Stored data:
————

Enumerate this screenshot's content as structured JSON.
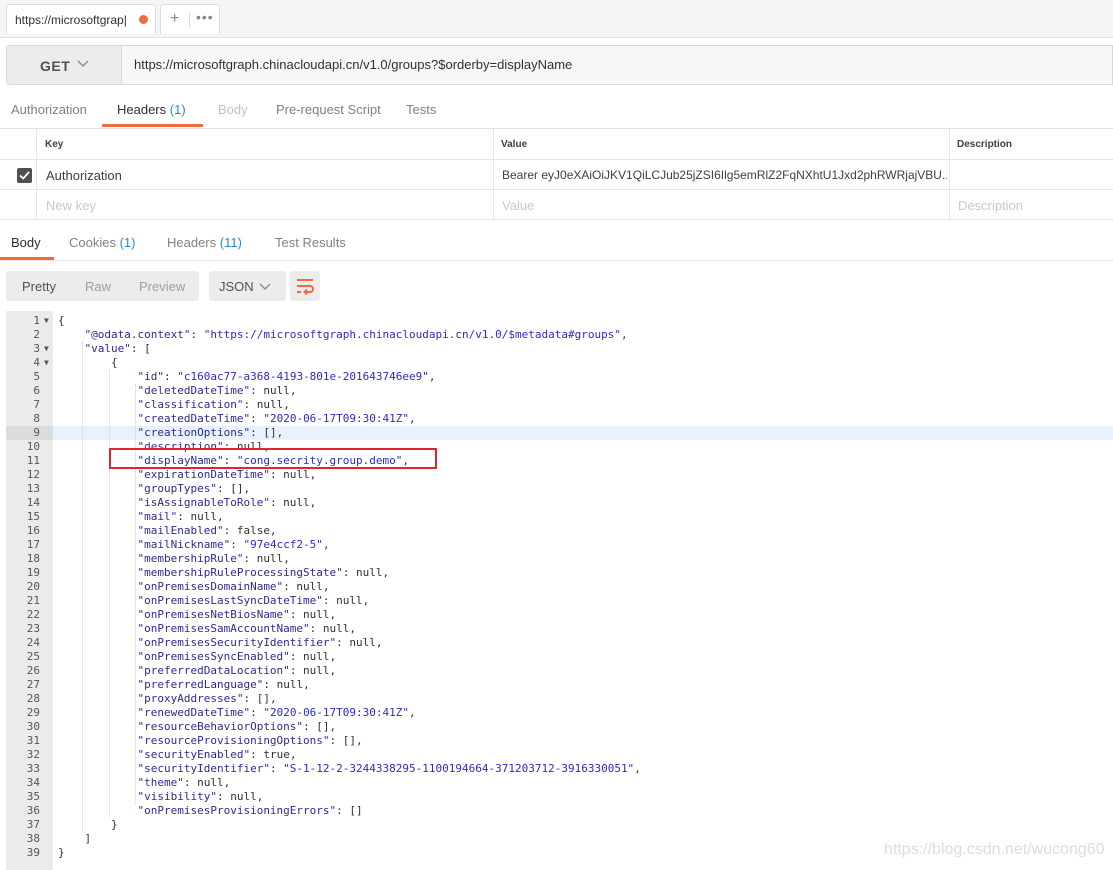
{
  "tab": {
    "title": "https://microsoftgrap|"
  },
  "request": {
    "method": "GET",
    "url": "https://microsoftgraph.chinacloudapi.cn/v1.0/groups?$orderby=displayName"
  },
  "request_tabs": [
    {
      "label": "Authorization",
      "count": ""
    },
    {
      "label": "Headers",
      "count": "(1)"
    },
    {
      "label": "Body",
      "count": ""
    },
    {
      "label": "Pre-request Script",
      "count": ""
    },
    {
      "label": "Tests",
      "count": ""
    }
  ],
  "headers_table": {
    "columns": [
      "Key",
      "Value",
      "Description"
    ],
    "rows": [
      {
        "key": "Authorization",
        "value": "Bearer eyJ0eXAiOiJKV1QiLCJub25jZSI6Ilg5emRlZ2FqNXhtU1Jxd2phRWRjajVBU...",
        "description": ""
      }
    ],
    "new_row": {
      "key": "New key",
      "value": "Value",
      "description": "Description"
    }
  },
  "response_tabs": [
    {
      "label": "Body",
      "count": ""
    },
    {
      "label": "Cookies",
      "count": "(1)"
    },
    {
      "label": "Headers",
      "count": "(11)"
    },
    {
      "label": "Test Results",
      "count": ""
    }
  ],
  "view_modes": [
    "Pretty",
    "Raw",
    "Preview"
  ],
  "format": "JSON",
  "code_lines": [
    "{",
    "    \"@odata.context\": \"https://microsoftgraph.chinacloudapi.cn/v1.0/$metadata#groups\",",
    "    \"value\": [",
    "        {",
    "            \"id\": \"c160ac77-a368-4193-801e-201643746ee9\",",
    "            \"deletedDateTime\": null,",
    "            \"classification\": null,",
    "            \"createdDateTime\": \"2020-06-17T09:30:41Z\",",
    "            \"creationOptions\": [],",
    "            \"description\": null,",
    "            \"displayName\": \"cong.secrity.group.demo\",",
    "            \"expirationDateTime\": null,",
    "            \"groupTypes\": [],",
    "            \"isAssignableToRole\": null,",
    "            \"mail\": null,",
    "            \"mailEnabled\": false,",
    "            \"mailNickname\": \"97e4ccf2-5\",",
    "            \"membershipRule\": null,",
    "            \"membershipRuleProcessingState\": null,",
    "            \"onPremisesDomainName\": null,",
    "            \"onPremisesLastSyncDateTime\": null,",
    "            \"onPremisesNetBiosName\": null,",
    "            \"onPremisesSamAccountName\": null,",
    "            \"onPremisesSecurityIdentifier\": null,",
    "            \"onPremisesSyncEnabled\": null,",
    "            \"preferredDataLocation\": null,",
    "            \"preferredLanguage\": null,",
    "            \"proxyAddresses\": [],",
    "            \"renewedDateTime\": \"2020-06-17T09:30:41Z\",",
    "            \"resourceBehaviorOptions\": [],",
    "            \"resourceProvisioningOptions\": [],",
    "            \"securityEnabled\": true,",
    "            \"securityIdentifier\": \"S-1-12-2-3244338295-1100194664-371203712-3916330051\",",
    "            \"theme\": null,",
    "            \"visibility\": null,",
    "            \"onPremisesProvisioningErrors\": []",
    "        }",
    "    ]",
    "}"
  ],
  "highlighted_line": 9,
  "folded_lines": [
    1,
    3,
    4
  ],
  "watermark": "https://blog.csdn.net/wucong60",
  "colors": {
    "accent": "#f26b3a",
    "count": "#2a8ad6",
    "highlight_box": "#e0262c"
  }
}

————

### Objective
All preceding records should be duplicated verbatim, images excepted.

### The answer
Enumerate this screenshot's content as structured JSON.
{
  "tab": {
    "title": "https://microsoftgrap|"
  },
  "request": {
    "method": "GET",
    "url": "https://microsoftgraph.chinacloudapi.cn/v1.0/groups?$orderby=displayName"
  },
  "request_tabs": [
    {
      "label": "Authorization",
      "count": ""
    },
    {
      "label": "Headers",
      "count": "(1)"
    },
    {
      "label": "Body",
      "count": ""
    },
    {
      "label": "Pre-request Script",
      "count": ""
    },
    {
      "label": "Tests",
      "count": ""
    }
  ],
  "headers_table": {
    "columns": [
      "Key",
      "Value",
      "Description"
    ],
    "rows": [
      {
        "key": "Authorization",
        "value": "Bearer eyJ0eXAiOiJKV1QiLCJub25jZSI6Ilg5emRlZ2FqNXhtU1Jxd2phRWRjajVBU...",
        "description": ""
      }
    ],
    "new_row": {
      "key": "New key",
      "value": "Value",
      "description": "Description"
    }
  },
  "response_tabs": [
    {
      "label": "Body",
      "count": ""
    },
    {
      "label": "Cookies",
      "count": "(1)"
    },
    {
      "label": "Headers",
      "count": "(11)"
    },
    {
      "label": "Test Results",
      "count": ""
    }
  ],
  "view_modes": [
    "Pretty",
    "Raw",
    "Preview"
  ],
  "format": "JSON",
  "code_lines": [
    "{",
    "    \"@odata.context\": \"https://microsoftgraph.chinacloudapi.cn/v1.0/$metadata#groups\",",
    "    \"value\": [",
    "        {",
    "            \"id\": \"c160ac77-a368-4193-801e-201643746ee9\",",
    "            \"deletedDateTime\": null,",
    "            \"classification\": null,",
    "            \"createdDateTime\": \"2020-06-17T09:30:41Z\",",
    "            \"creationOptions\": [],",
    "            \"description\": null,",
    "            \"displayName\": \"cong.secrity.group.demo\",",
    "            \"expirationDateTime\": null,",
    "            \"groupTypes\": [],",
    "            \"isAssignableToRole\": null,",
    "            \"mail\": null,",
    "            \"mailEnabled\": false,",
    "            \"mailNickname\": \"97e4ccf2-5\",",
    "            \"membershipRule\": null,",
    "            \"membershipRuleProcessingState\": null,",
    "            \"onPremisesDomainName\": null,",
    "            \"onPremisesLastSyncDateTime\": null,",
    "            \"onPremisesNetBiosName\": null,",
    "            \"onPremisesSamAccountName\": null,",
    "            \"onPremisesSecurityIdentifier\": null,",
    "            \"onPremisesSyncEnabled\": null,",
    "            \"preferredDataLocation\": null,",
    "            \"preferredLanguage\": null,",
    "            \"proxyAddresses\": [],",
    "            \"renewedDateTime\": \"2020-06-17T09:30:41Z\",",
    "            \"resourceBehaviorOptions\": [],",
    "            \"resourceProvisioningOptions\": [],",
    "            \"securityEnabled\": true,",
    "            \"securityIdentifier\": \"S-1-12-2-3244338295-1100194664-371203712-3916330051\",",
    "            \"theme\": null,",
    "            \"visibility\": null,",
    "            \"onPremisesProvisioningErrors\": []",
    "        }",
    "    ]",
    "}"
  ],
  "highlighted_line": 9,
  "folded_lines": [
    1,
    3,
    4
  ],
  "watermark": "https://blog.csdn.net/wucong60",
  "colors": {
    "accent": "#f26b3a",
    "count": "#2a8ad6",
    "highlight_box": "#e0262c"
  }
}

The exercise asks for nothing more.